** start of PROVIDED RECORDS **

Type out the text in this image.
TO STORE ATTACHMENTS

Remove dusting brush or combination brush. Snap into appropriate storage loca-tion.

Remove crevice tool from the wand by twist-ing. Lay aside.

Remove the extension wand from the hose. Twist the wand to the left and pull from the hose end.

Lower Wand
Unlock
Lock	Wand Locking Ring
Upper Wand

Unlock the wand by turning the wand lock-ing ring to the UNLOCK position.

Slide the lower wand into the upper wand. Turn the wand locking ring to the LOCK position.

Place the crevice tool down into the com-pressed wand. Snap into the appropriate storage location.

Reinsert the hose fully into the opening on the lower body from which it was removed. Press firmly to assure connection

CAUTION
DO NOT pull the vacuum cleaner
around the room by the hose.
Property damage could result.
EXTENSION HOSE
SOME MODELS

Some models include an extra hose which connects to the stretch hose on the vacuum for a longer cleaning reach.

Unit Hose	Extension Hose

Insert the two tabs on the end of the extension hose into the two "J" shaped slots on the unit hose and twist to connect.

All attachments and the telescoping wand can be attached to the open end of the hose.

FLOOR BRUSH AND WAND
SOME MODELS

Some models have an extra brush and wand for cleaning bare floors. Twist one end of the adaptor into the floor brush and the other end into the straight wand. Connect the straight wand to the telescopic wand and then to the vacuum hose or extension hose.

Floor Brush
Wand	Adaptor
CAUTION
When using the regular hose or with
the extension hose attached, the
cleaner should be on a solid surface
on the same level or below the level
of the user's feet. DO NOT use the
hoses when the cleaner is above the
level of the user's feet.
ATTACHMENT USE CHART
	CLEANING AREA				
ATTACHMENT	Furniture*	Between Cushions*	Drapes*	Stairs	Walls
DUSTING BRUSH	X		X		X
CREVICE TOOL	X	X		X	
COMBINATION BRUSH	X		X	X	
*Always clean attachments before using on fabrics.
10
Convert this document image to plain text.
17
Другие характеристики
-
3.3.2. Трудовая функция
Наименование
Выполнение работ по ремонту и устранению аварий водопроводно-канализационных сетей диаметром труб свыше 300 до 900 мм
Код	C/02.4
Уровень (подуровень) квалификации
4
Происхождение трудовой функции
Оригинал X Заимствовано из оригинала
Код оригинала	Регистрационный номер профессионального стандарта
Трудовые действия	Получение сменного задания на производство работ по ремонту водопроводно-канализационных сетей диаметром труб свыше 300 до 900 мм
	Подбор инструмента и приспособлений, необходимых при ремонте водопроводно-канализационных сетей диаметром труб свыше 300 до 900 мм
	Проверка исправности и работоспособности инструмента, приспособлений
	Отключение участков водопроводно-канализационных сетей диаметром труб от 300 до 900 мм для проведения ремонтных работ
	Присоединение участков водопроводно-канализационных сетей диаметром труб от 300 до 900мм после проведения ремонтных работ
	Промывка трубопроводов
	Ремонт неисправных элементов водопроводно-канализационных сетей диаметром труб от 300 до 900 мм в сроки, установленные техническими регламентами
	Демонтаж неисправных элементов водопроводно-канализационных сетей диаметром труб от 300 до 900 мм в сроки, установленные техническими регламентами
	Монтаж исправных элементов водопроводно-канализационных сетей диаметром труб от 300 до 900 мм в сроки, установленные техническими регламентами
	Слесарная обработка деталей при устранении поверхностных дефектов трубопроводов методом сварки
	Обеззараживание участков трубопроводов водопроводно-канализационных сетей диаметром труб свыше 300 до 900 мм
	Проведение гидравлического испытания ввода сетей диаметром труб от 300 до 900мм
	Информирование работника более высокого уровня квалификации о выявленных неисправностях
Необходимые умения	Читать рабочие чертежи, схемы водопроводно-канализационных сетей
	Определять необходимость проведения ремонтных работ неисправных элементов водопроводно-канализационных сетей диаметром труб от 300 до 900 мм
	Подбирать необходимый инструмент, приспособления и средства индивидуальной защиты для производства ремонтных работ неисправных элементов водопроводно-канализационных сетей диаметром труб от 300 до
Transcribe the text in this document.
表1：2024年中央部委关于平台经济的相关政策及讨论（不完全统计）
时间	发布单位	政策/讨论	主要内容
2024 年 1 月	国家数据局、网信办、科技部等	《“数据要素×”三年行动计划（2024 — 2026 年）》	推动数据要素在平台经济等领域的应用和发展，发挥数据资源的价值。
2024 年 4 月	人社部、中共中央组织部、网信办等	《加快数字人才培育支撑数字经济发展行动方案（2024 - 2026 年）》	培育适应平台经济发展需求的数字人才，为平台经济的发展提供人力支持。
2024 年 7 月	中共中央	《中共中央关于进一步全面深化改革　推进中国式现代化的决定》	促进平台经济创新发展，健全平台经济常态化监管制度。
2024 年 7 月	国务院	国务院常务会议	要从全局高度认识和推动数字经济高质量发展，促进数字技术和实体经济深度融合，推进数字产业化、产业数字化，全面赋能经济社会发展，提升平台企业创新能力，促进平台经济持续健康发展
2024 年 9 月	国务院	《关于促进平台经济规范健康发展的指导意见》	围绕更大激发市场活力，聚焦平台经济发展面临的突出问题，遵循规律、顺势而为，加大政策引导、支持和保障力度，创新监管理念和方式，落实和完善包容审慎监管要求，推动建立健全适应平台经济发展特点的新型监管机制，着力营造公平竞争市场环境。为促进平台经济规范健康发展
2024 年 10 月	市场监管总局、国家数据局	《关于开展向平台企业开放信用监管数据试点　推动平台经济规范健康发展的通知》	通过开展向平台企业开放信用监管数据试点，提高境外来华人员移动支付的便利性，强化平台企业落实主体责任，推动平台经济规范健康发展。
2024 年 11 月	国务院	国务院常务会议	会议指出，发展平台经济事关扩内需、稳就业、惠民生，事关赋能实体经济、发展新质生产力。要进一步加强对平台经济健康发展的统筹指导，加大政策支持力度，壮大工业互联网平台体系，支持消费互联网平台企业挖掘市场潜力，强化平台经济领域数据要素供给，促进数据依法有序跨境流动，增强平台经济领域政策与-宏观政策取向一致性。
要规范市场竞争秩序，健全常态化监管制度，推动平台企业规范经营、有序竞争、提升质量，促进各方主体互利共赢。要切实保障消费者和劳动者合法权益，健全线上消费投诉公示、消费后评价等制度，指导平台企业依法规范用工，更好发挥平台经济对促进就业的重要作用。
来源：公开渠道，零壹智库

** end of PROVIDED RECORDS **

Say how many lines have the string "инструмента" in them, offering no words beyond the number.

2